* [EXERCISE TASK]
Turn the entries between the lines holding "instruction-item-8: Created by" and "square-c3[interactable] bbox=[81, 205, 117, 241]", inclusive, into a numbered list, leaving out any blank lines.

═══ RECORDS TO PROCESS

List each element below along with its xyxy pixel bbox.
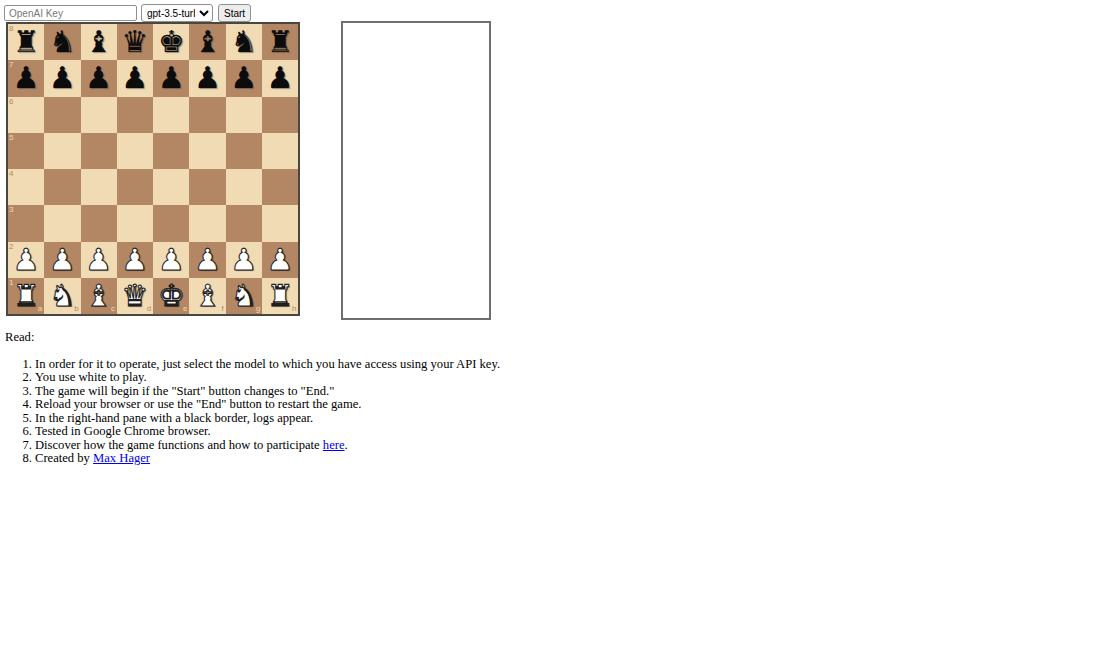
instruction-item-8: Created by Max Hager bbox=[35, 452, 645, 466]
square-e7[interactable]: ♟ bbox=[153, 60, 189, 96]
square-h8[interactable]: ♜ bbox=[262, 24, 298, 60]
square-a2[interactable]: 2♟ bbox=[8, 242, 44, 278]
square-c8[interactable]: ♝ bbox=[81, 24, 117, 60]
file-label-h: h bbox=[292, 305, 296, 313]
black-rook[interactable]: ♜ bbox=[13, 24, 40, 60]
black-king[interactable]: ♚ bbox=[158, 24, 185, 60]
square-f8[interactable]: ♝ bbox=[189, 24, 225, 60]
black-bishop[interactable]: ♝ bbox=[194, 24, 221, 60]
square-b3[interactable] bbox=[44, 205, 80, 241]
model-select[interactable]: gpt-3.5-turbo bbox=[141, 4, 213, 22]
black-pawn[interactable]: ♟ bbox=[230, 60, 257, 96]
square-h1[interactable]: h♜ bbox=[262, 278, 298, 314]
instructions-heading: Read: bbox=[5, 331, 645, 345]
square-e8[interactable]: ♚ bbox=[153, 24, 189, 60]
square-d7[interactable]: ♟ bbox=[117, 60, 153, 96]
square-f6[interactable] bbox=[189, 97, 225, 133]
instruction-text-after: . bbox=[345, 438, 348, 452]
square-c7[interactable]: ♟ bbox=[81, 60, 117, 96]
square-c4[interactable] bbox=[81, 169, 117, 205]
square-a4[interactable]: 4 bbox=[8, 169, 44, 205]
square-c3[interactable] bbox=[81, 205, 117, 241]
white-bishop[interactable]: ♝ bbox=[194, 278, 221, 314]
black-knight[interactable]: ♞ bbox=[49, 24, 76, 60]
rank-label-4: 4 bbox=[9, 170, 13, 178]
white-pawn[interactable]: ♟ bbox=[194, 242, 221, 278]
square-d4[interactable] bbox=[117, 169, 153, 205]
instruction-text: Tested in Google Chrome browser. bbox=[35, 424, 211, 438]
file-label-g: g bbox=[256, 305, 260, 313]
log-pane[interactable] bbox=[341, 21, 491, 320]
instruction-text: In the right-hand pane with a black bord… bbox=[35, 411, 313, 425]
instruction-text: The game will begin if the "Start" butto… bbox=[35, 384, 334, 398]
square-b1[interactable]: b♞ bbox=[44, 278, 80, 314]
file-label-a: a bbox=[38, 305, 42, 313]
square-d1[interactable]: d♛ bbox=[117, 278, 153, 314]
square-g4[interactable] bbox=[226, 169, 262, 205]
square-b5[interactable] bbox=[44, 133, 80, 169]
black-pawn[interactable]: ♟ bbox=[267, 60, 294, 96]
rank-label-6: 6 bbox=[9, 98, 13, 106]
black-pawn[interactable]: ♟ bbox=[194, 60, 221, 96]
square-a5[interactable]: 5 bbox=[8, 133, 44, 169]
file-label-d: d bbox=[147, 305, 151, 313]
max-hager-link[interactable]: Max Hager bbox=[93, 451, 150, 465]
white-queen[interactable]: ♛ bbox=[122, 278, 149, 314]
instruction-text: Created by bbox=[35, 451, 93, 465]
square-d8[interactable]: ♛ bbox=[117, 24, 153, 60]
square-e3[interactable] bbox=[153, 205, 189, 241]
square-g3[interactable] bbox=[226, 205, 262, 241]
square-e2[interactable]: ♟ bbox=[153, 242, 189, 278]
square-h3[interactable] bbox=[262, 205, 298, 241]
black-queen[interactable]: ♛ bbox=[122, 24, 149, 60]
square-a8[interactable]: 8♜ bbox=[8, 24, 44, 60]
instruction-item-5: In the right-hand pane with a black bord… bbox=[35, 412, 645, 426]
instruction-text: In order for it to operate, just select … bbox=[35, 357, 500, 371]
white-knight[interactable]: ♞ bbox=[49, 278, 76, 314]
white-knight[interactable]: ♞ bbox=[230, 278, 257, 314]
square-f4[interactable] bbox=[189, 169, 225, 205]
square-d2[interactable]: ♟ bbox=[117, 242, 153, 278]
instructions-section: Read: In order for it to operate, just s… bbox=[5, 331, 645, 466]
square-d6[interactable] bbox=[117, 97, 153, 133]
rank-label-7: 7 bbox=[9, 61, 13, 69]
white-pawn[interactable]: ♟ bbox=[158, 242, 185, 278]
white-pawn[interactable]: ♟ bbox=[13, 242, 40, 278]
white-rook[interactable]: ♜ bbox=[13, 278, 40, 314]
instruction-text: Reload your browser or use the "End" but… bbox=[35, 397, 361, 411]
white-king[interactable]: ♚ bbox=[158, 278, 185, 314]
api-key-input[interactable] bbox=[4, 5, 137, 21]
instruction-item-1: In order for it to operate, just select … bbox=[35, 358, 645, 372]
square-a3[interactable]: 3 bbox=[8, 205, 44, 241]
square-f5[interactable] bbox=[189, 133, 225, 169]
square-b8[interactable]: ♞ bbox=[44, 24, 80, 60]
instruction-item-4: Reload your browser or use the "End" but… bbox=[35, 398, 645, 412]
square-h7[interactable]: ♟ bbox=[262, 60, 298, 96]
square-b2[interactable]: ♟ bbox=[44, 242, 80, 278]
rank-label-5: 5 bbox=[9, 134, 13, 142]
instruction-item-2: You use white to play. bbox=[35, 371, 645, 385]
file-label-e: e bbox=[183, 305, 187, 313]
square-g6[interactable] bbox=[226, 97, 262, 133]
white-pawn[interactable]: ♟ bbox=[122, 242, 149, 278]
white-pawn[interactable]: ♟ bbox=[49, 242, 76, 278]
square-f2[interactable]: ♟ bbox=[189, 242, 225, 278]
square-e5[interactable] bbox=[153, 133, 189, 169]
black-pawn[interactable]: ♟ bbox=[158, 60, 185, 96]
rank-label-8: 8 bbox=[9, 25, 13, 33]
white-pawn[interactable]: ♟ bbox=[267, 242, 294, 278]
square-a1[interactable]: 1a♜ bbox=[8, 278, 44, 314]
square-f7[interactable]: ♟ bbox=[189, 60, 225, 96]
instruction-item-7: Discover how the game functions and how … bbox=[35, 439, 645, 453]
square-c2[interactable]: ♟ bbox=[81, 242, 117, 278]
square-h5[interactable] bbox=[262, 133, 298, 169]
square-h4[interactable] bbox=[262, 169, 298, 205]
black-pawn[interactable]: ♟ bbox=[49, 60, 76, 96]
black-pawn[interactable]: ♟ bbox=[85, 60, 112, 96]
square-c5[interactable] bbox=[81, 133, 117, 169]
square-g7[interactable]: ♟ bbox=[226, 60, 262, 96]
file-label-f: f bbox=[222, 305, 224, 313]
square-d3[interactable] bbox=[117, 205, 153, 241]
black-rook[interactable]: ♜ bbox=[267, 24, 294, 60]
file-label-b: b bbox=[74, 305, 78, 313]
square-e6[interactable] bbox=[153, 97, 189, 133]
rank-label-1: 1 bbox=[9, 279, 13, 287]
square-g8[interactable]: ♞ bbox=[226, 24, 262, 60]
white-rook[interactable]: ♜ bbox=[267, 278, 294, 314]
square-a6[interactable]: 6 bbox=[8, 97, 44, 133]
square-e4[interactable] bbox=[153, 169, 189, 205]
square-h2[interactable]: ♟ bbox=[262, 242, 298, 278]
white-pawn[interactable]: ♟ bbox=[230, 242, 257, 278]
square-b6[interactable] bbox=[44, 97, 80, 133]
chess-board: 8♜♞♝♛♚♝♞♜7♟♟♟♟♟♟♟♟65432♟♟♟♟♟♟♟♟1a♜b♞c♝d♛… bbox=[6, 22, 300, 316]
white-pawn[interactable]: ♟ bbox=[85, 242, 112, 278]
square-g2[interactable]: ♟ bbox=[226, 242, 262, 278]
square-f1[interactable]: f♝ bbox=[189, 278, 225, 314]
square-a7[interactable]: 7♟ bbox=[8, 60, 44, 96]
square-g1[interactable]: g♞ bbox=[226, 278, 262, 314]
here-link[interactable]: here bbox=[323, 438, 345, 452]
black-pawn[interactable]: ♟ bbox=[13, 60, 40, 96]
white-bishop[interactable]: ♝ bbox=[85, 278, 112, 314]
instruction-item-3: The game will begin if the "Start" butto… bbox=[35, 385, 645, 399]
black-bishop[interactable]: ♝ bbox=[85, 24, 112, 60]
square-c1[interactable]: c♝ bbox=[81, 278, 117, 314]
instructions-list: In order for it to operate, just select … bbox=[5, 358, 645, 466]
start-button[interactable]: Start bbox=[218, 4, 251, 22]
square-d5[interactable] bbox=[117, 133, 153, 169]
square-f3[interactable] bbox=[189, 205, 225, 241]
black-pawn[interactable]: ♟ bbox=[122, 60, 149, 96]
rank-label-3: 3 bbox=[9, 206, 13, 214]
rank-label-2: 2 bbox=[9, 243, 13, 251]
instruction-text: Discover how the game functions and how … bbox=[35, 438, 323, 452]
square-b7[interactable]: ♟ bbox=[44, 60, 80, 96]
black-knight[interactable]: ♞ bbox=[230, 24, 257, 60]
file-label-c: c bbox=[111, 305, 115, 313]
square-c6[interactable] bbox=[81, 97, 117, 133]
instruction-item-6: Tested in Google Chrome browser. bbox=[35, 425, 645, 439]
square-b4[interactable] bbox=[44, 169, 80, 205]
square-e1[interactable]: e♚ bbox=[153, 278, 189, 314]
square-g5[interactable] bbox=[226, 133, 262, 169]
instruction-text: You use white to play. bbox=[35, 370, 147, 384]
square-h6[interactable] bbox=[262, 97, 298, 133]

══════

* [RESULT OF THE EXERCISE]
1. instruction-item-8: Created by Max Hager bbox=[35, 452, 645, 466]
2. square-e7[interactable]: ♟ bbox=[153, 60, 189, 96]
3. square-h8[interactable]: ♜ bbox=[262, 24, 298, 60]
4. square-a2[interactable]: 2♟ bbox=[8, 242, 44, 278]
5. square-c8[interactable]: ♝ bbox=[81, 24, 117, 60]
6. file-label-h: h bbox=[292, 305, 296, 313]
7. black-rook[interactable]: ♜ bbox=[13, 24, 40, 60]
8. black-king[interactable]: ♚ bbox=[158, 24, 185, 60]
9. square-f8[interactable]: ♝ bbox=[189, 24, 225, 60]
10. black-bishop[interactable]: ♝ bbox=[194, 24, 221, 60]
11. square-b3[interactable] bbox=[44, 205, 80, 241]
12. model-select[interactable]: gpt-3.5-turbo bbox=[141, 4, 213, 22]
13. black-pawn[interactable]: ♟ bbox=[230, 60, 257, 96]
14. square-h1[interactable]: h♜ bbox=[262, 278, 298, 314]
15. instructions-heading: Read: bbox=[5, 331, 645, 345]
16. square-e8[interactable]: ♚ bbox=[153, 24, 189, 60]
17. square-d7[interactable]: ♟ bbox=[117, 60, 153, 96]
18. square-f6[interactable] bbox=[189, 97, 225, 133]
19. instruction-text-after: . bbox=[345, 438, 348, 452]
20. square-c7[interactable]: ♟ bbox=[81, 60, 117, 96]
21. square-c4[interactable] bbox=[81, 169, 117, 205]
22. square-a4[interactable]: 4 bbox=[8, 169, 44, 205]
23. square-c3[interactable] bbox=[81, 205, 117, 241]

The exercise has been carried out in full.